## WORK INSTRUCTIONS
Write the entries below out again exactly; any picture in them stays out.

## RECORDS TO USE
○ ○ ○ ○ ○ ○ ○

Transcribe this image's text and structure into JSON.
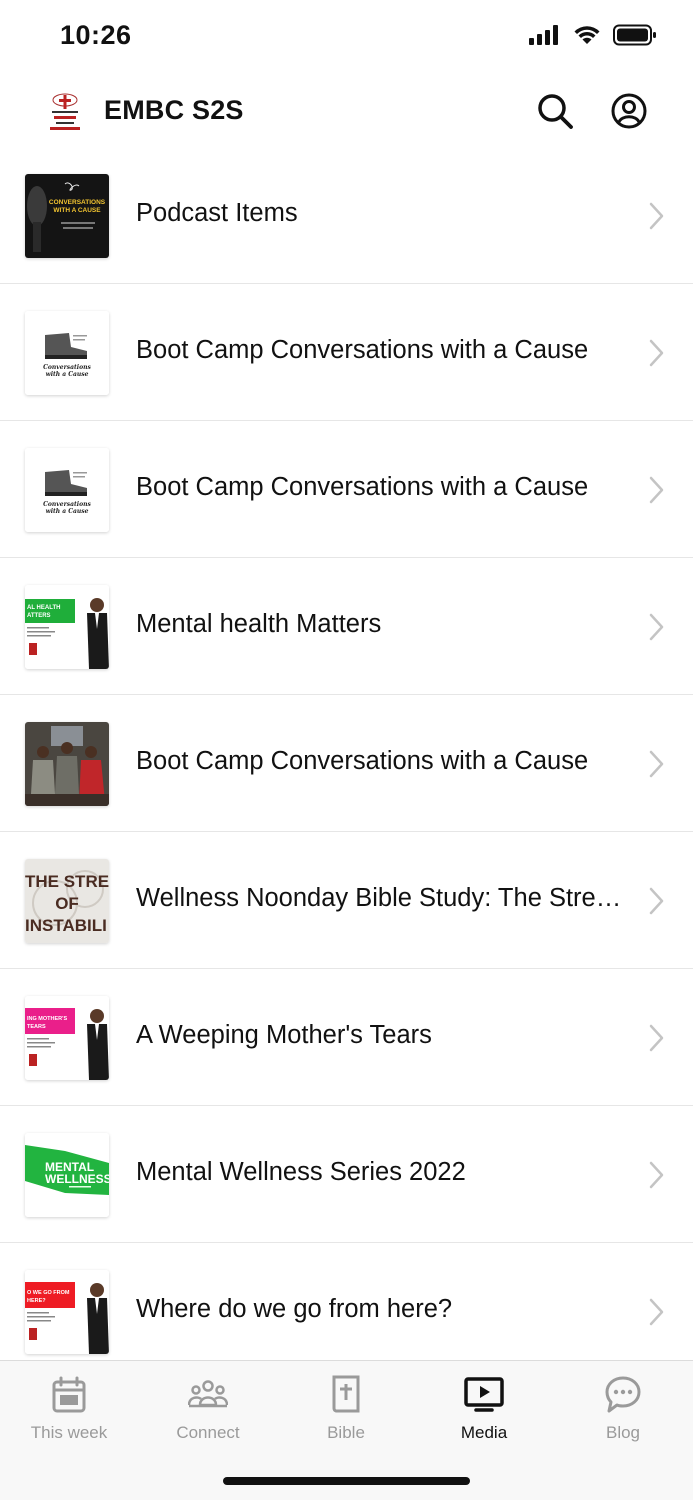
{
  "status_bar": {
    "time": "10:26"
  },
  "header": {
    "title": "EMBC S2S",
    "logo_icon": "church-logo-icon",
    "search_icon": "search-icon",
    "profile_icon": "profile-icon"
  },
  "media_items": [
    {
      "title": "Podcast Items",
      "thumb_text": [
        "CONVERSATIONS",
        "WITH A CAUSE"
      ]
    },
    {
      "title": "Boot Camp Conversations with a Cause",
      "thumb_text": [
        "Conversations",
        "with a Cause"
      ]
    },
    {
      "title": "Boot Camp Conversations with a Cause",
      "thumb_text": [
        "Conversations",
        "with a Cause"
      ]
    },
    {
      "title": "Mental health Matters",
      "thumb_text": [
        "AL HEALTH",
        "ATTERS"
      ]
    },
    {
      "title": "Boot Camp Conversations with a Cause",
      "thumb_text": []
    },
    {
      "title": "Wellness Noonday Bible Study: The Stress of Instability",
      "thumb_text": [
        "THE STRE",
        "OF",
        "INSTABILI"
      ]
    },
    {
      "title": "A Weeping Mother's Tears",
      "thumb_text": [
        "ING MOTHER'S",
        "TEARS"
      ]
    },
    {
      "title": "Mental Wellness Series 2022",
      "thumb_text": [
        "MENTAL",
        "WELLNESS"
      ]
    },
    {
      "title": "Where do we go from here?",
      "thumb_text": [
        "O WE GO FROM",
        "HERE?"
      ]
    }
  ],
  "tabs": [
    {
      "label": "This week",
      "icon": "calendar-icon",
      "active": false
    },
    {
      "label": "Connect",
      "icon": "people-icon",
      "active": false
    },
    {
      "label": "Bible",
      "icon": "bible-icon",
      "active": false
    },
    {
      "label": "Media",
      "icon": "media-play-icon",
      "active": true
    },
    {
      "label": "Blog",
      "icon": "chat-bubble-icon",
      "active": false
    }
  ],
  "colors": {
    "active": "#111111",
    "inactive": "#9a9a9a",
    "divider": "#e6e6e6",
    "chevron": "#c4c4c4"
  }
}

○ ○ ○ ○ ○ ○ ○

## RESPONSE TO THIS EXERCISE
Transcribe this image's text and structure into JSON.
{
  "status_bar": {
    "time": "10:26"
  },
  "header": {
    "title": "EMBC S2S",
    "logo_icon": "church-logo-icon",
    "search_icon": "search-icon",
    "profile_icon": "profile-icon"
  },
  "media_items": [
    {
      "title": "Podcast Items",
      "thumb_text": [
        "CONVERSATIONS",
        "WITH A CAUSE"
      ]
    },
    {
      "title": "Boot Camp Conversations with a Cause",
      "thumb_text": [
        "Conversations",
        "with a Cause"
      ]
    },
    {
      "title": "Boot Camp Conversations with a Cause",
      "thumb_text": [
        "Conversations",
        "with a Cause"
      ]
    },
    {
      "title": "Mental health Matters",
      "thumb_text": [
        "AL HEALTH",
        "ATTERS"
      ]
    },
    {
      "title": "Boot Camp Conversations with a Cause",
      "thumb_text": []
    },
    {
      "title": "Wellness Noonday Bible Study: The Stress of Instability",
      "thumb_text": [
        "THE STRE",
        "OF",
        "INSTABILI"
      ]
    },
    {
      "title": "A Weeping Mother's Tears",
      "thumb_text": [
        "ING MOTHER'S",
        "TEARS"
      ]
    },
    {
      "title": "Mental Wellness Series 2022",
      "thumb_text": [
        "MENTAL",
        "WELLNESS"
      ]
    },
    {
      "title": "Where do we go from here?",
      "thumb_text": [
        "O WE GO FROM",
        "HERE?"
      ]
    }
  ],
  "tabs": [
    {
      "label": "This week",
      "icon": "calendar-icon",
      "active": false
    },
    {
      "label": "Connect",
      "icon": "people-icon",
      "active": false
    },
    {
      "label": "Bible",
      "icon": "bible-icon",
      "active": false
    },
    {
      "label": "Media",
      "icon": "media-play-icon",
      "active": true
    },
    {
      "label": "Blog",
      "icon": "chat-bubble-icon",
      "active": false
    }
  ],
  "colors": {
    "active": "#111111",
    "inactive": "#9a9a9a",
    "divider": "#e6e6e6",
    "chevron": "#c4c4c4"
  }
}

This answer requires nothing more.